--- Begin ---

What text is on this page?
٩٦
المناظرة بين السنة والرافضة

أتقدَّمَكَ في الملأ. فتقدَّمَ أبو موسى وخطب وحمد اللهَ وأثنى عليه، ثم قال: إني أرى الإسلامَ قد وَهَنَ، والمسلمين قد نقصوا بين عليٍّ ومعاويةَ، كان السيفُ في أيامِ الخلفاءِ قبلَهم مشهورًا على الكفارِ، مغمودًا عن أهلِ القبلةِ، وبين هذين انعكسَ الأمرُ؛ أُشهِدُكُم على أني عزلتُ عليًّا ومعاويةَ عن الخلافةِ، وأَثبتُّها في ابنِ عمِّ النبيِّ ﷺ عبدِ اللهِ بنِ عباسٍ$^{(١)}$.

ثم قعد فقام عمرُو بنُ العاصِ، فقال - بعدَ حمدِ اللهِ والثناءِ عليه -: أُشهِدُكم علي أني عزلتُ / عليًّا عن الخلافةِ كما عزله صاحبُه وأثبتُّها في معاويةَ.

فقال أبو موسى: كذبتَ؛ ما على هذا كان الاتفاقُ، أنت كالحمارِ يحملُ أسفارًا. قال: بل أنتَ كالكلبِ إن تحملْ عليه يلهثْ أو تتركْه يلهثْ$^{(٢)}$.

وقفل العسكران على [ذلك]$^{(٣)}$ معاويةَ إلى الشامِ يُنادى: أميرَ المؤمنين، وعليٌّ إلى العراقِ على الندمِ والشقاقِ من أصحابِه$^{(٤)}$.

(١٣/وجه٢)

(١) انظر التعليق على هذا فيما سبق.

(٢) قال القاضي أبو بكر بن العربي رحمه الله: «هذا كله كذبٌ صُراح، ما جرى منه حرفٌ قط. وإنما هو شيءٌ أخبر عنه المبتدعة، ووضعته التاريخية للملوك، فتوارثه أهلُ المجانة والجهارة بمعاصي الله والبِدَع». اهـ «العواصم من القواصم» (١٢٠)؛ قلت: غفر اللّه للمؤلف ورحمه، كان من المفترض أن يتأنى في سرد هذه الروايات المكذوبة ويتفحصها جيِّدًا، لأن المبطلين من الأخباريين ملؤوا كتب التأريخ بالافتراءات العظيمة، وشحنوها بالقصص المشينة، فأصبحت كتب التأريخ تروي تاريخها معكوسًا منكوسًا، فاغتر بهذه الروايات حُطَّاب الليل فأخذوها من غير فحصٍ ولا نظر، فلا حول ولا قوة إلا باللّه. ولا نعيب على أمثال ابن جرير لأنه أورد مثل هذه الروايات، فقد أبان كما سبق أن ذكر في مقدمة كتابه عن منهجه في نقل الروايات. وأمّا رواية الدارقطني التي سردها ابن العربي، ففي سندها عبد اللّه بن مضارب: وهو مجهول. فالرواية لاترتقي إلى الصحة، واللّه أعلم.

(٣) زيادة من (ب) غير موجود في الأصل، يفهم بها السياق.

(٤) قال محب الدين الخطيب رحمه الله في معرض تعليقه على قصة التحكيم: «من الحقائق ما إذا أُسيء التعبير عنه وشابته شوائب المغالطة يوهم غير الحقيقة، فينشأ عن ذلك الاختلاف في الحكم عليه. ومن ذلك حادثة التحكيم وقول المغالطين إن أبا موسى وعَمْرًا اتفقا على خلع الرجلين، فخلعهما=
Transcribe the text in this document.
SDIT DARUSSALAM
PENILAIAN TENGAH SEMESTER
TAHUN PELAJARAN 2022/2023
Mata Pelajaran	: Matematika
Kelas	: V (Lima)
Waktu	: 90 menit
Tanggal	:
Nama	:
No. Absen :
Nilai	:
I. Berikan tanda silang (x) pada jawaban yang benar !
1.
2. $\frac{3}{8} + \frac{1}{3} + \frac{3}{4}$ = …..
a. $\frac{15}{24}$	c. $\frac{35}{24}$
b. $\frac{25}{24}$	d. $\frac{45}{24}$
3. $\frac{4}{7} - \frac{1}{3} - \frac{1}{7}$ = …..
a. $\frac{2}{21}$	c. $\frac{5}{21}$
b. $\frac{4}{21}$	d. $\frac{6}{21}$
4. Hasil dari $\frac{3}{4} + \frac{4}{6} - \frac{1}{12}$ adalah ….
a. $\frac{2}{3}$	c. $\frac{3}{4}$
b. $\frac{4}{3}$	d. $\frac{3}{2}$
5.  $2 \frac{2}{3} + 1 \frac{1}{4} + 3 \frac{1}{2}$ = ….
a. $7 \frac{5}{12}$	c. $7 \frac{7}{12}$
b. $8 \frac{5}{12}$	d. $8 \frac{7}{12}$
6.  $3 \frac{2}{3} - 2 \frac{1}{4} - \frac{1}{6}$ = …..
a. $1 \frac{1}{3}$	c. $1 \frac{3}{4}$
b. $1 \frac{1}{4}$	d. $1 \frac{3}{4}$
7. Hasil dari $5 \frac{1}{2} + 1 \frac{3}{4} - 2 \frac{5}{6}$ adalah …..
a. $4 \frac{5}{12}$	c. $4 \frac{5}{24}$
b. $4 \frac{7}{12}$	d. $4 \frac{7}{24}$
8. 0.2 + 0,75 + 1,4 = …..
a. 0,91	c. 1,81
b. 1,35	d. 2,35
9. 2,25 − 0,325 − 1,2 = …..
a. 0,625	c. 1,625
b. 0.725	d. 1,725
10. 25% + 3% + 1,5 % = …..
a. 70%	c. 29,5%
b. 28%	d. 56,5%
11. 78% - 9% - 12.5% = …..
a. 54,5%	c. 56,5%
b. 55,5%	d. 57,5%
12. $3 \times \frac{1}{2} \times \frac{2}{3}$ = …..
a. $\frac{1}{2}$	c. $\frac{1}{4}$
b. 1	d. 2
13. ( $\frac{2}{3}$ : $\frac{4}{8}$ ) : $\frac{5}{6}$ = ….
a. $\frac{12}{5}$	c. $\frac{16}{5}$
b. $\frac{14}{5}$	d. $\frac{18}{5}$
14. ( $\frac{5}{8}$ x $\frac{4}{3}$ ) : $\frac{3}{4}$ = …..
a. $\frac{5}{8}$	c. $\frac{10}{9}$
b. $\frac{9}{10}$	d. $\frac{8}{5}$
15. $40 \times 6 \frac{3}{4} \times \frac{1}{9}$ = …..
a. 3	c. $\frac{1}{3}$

--- End ---

→ WORK INSTRUCTIONS
Find the word "adalah" in the entries, and copy every line it shows up in.

→ FULL RESPONSE
4. Hasil dari $\frac{3}{4} + \frac{4}{6} - \frac{1}{12}$ adalah ….
7. Hasil dari $5 \frac{1}{2} + 1 \frac{3}{4} - 2 \frac{5}{6}$ adalah …..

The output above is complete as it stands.